**Exercise brief**. Leave out the pictures and repeat everything else in the records exactly.

**Data for this task**.
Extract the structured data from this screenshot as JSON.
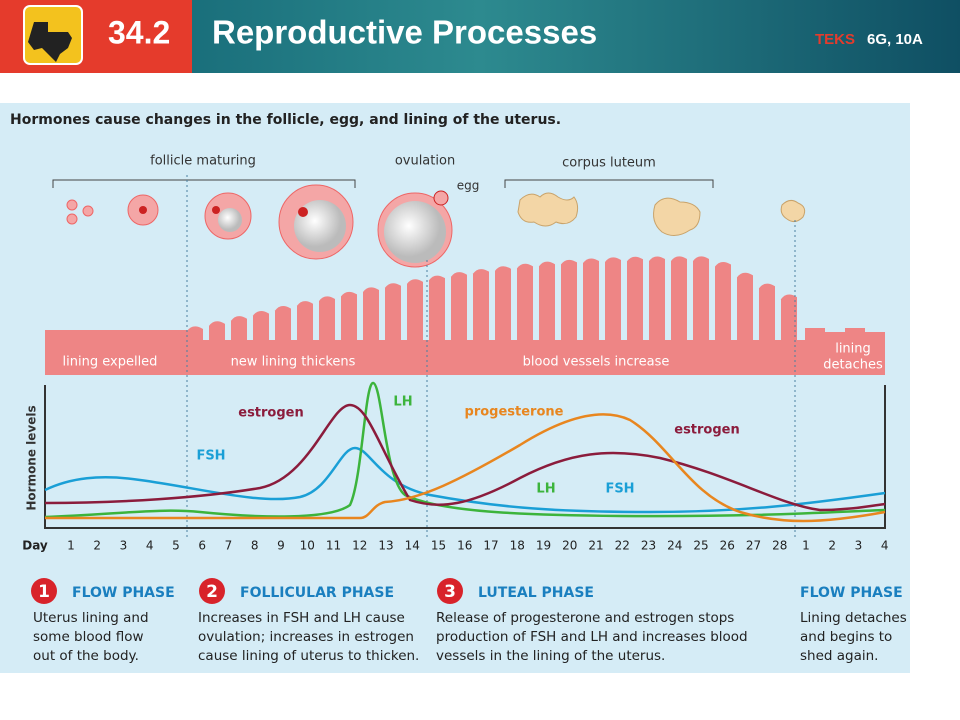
{
  "header": {
    "badge": "34.2",
    "title": "Reproductive Processes",
    "teks_prefix": "TEKS",
    "teks": "6G, 10A"
  },
  "figure": {
    "heading_before": "Hormones cause changes in the ",
    "heading_highlight": "follicle,",
    "heading_after": " egg, and lining of the uterus.",
    "stage_labels": [
      "follicle maturing",
      "ovulation",
      "egg",
      "corpus luteum"
    ],
    "lining_labels": [
      "lining expelled",
      "new lining thickens",
      "blood vessels increase",
      "lining",
      "detaches"
    ],
    "y_label": "Hormone levels",
    "curve_labels": [
      "estrogen",
      "LH",
      "FSH",
      "progesterone",
      "estrogen",
      "LH",
      "FSH"
    ],
    "day_label": "Day",
    "days": [
      1,
      2,
      3,
      4,
      5,
      6,
      7,
      8,
      9,
      10,
      11,
      12,
      13,
      14,
      15,
      16,
      17,
      18,
      19,
      20,
      21,
      22,
      23,
      24,
      25,
      26,
      27,
      28,
      1,
      2,
      3,
      4
    ],
    "phases": [
      {
        "number": "1",
        "title": "FLOW PHASE",
        "lines": [
          "Uterus lining and",
          "some blood flow",
          "out of the body."
        ]
      },
      {
        "number": "2",
        "title": "FOLLICULAR PHASE",
        "lines": [
          "Increases in FSH and LH cause",
          "ovulation; increases in estrogen",
          "cause lining of uterus to thicken."
        ]
      },
      {
        "number": "3",
        "title": "LUTEAL PHASE",
        "lines": [
          "Release of progesterone and estrogen stops",
          "production of FSH and LH and increases blood",
          "vessels in the lining of the uterus."
        ]
      },
      {
        "number": "",
        "title": "FLOW PHASE",
        "lines": [
          "Lining detaches",
          "and begins to",
          "shed again."
        ]
      }
    ]
  }
}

**Solved exercise**.
Extract the structured data from this screenshot as JSON.
{
  "header": {
    "badge": "34.2",
    "title": "Reproductive Processes",
    "teks_prefix": "TEKS",
    "teks": "6G, 10A"
  },
  "figure": {
    "heading_before": "Hormones cause changes in the ",
    "heading_highlight": "follicle,",
    "heading_after": " egg, and lining of the uterus.",
    "stage_labels": [
      "follicle maturing",
      "ovulation",
      "egg",
      "corpus luteum"
    ],
    "lining_labels": [
      "lining expelled",
      "new lining thickens",
      "blood vessels increase",
      "lining",
      "detaches"
    ],
    "y_label": "Hormone levels",
    "curve_labels": [
      "estrogen",
      "LH",
      "FSH",
      "progesterone",
      "estrogen",
      "LH",
      "FSH"
    ],
    "day_label": "Day",
    "days": [
      1,
      2,
      3,
      4,
      5,
      6,
      7,
      8,
      9,
      10,
      11,
      12,
      13,
      14,
      15,
      16,
      17,
      18,
      19,
      20,
      21,
      22,
      23,
      24,
      25,
      26,
      27,
      28,
      1,
      2,
      3,
      4
    ],
    "phases": [
      {
        "number": "1",
        "title": "FLOW PHASE",
        "lines": [
          "Uterus lining and",
          "some blood flow",
          "out of the body."
        ]
      },
      {
        "number": "2",
        "title": "FOLLICULAR PHASE",
        "lines": [
          "Increases in FSH and LH cause",
          "ovulation; increases in estrogen",
          "cause lining of uterus to thicken."
        ]
      },
      {
        "number": "3",
        "title": "LUTEAL PHASE",
        "lines": [
          "Release of progesterone and estrogen stops",
          "production of FSH and LH and increases blood",
          "vessels in the lining of the uterus."
        ]
      },
      {
        "number": "",
        "title": "FLOW PHASE",
        "lines": [
          "Lining detaches",
          "and begins to",
          "shed again."
        ]
      }
    ]
  }
}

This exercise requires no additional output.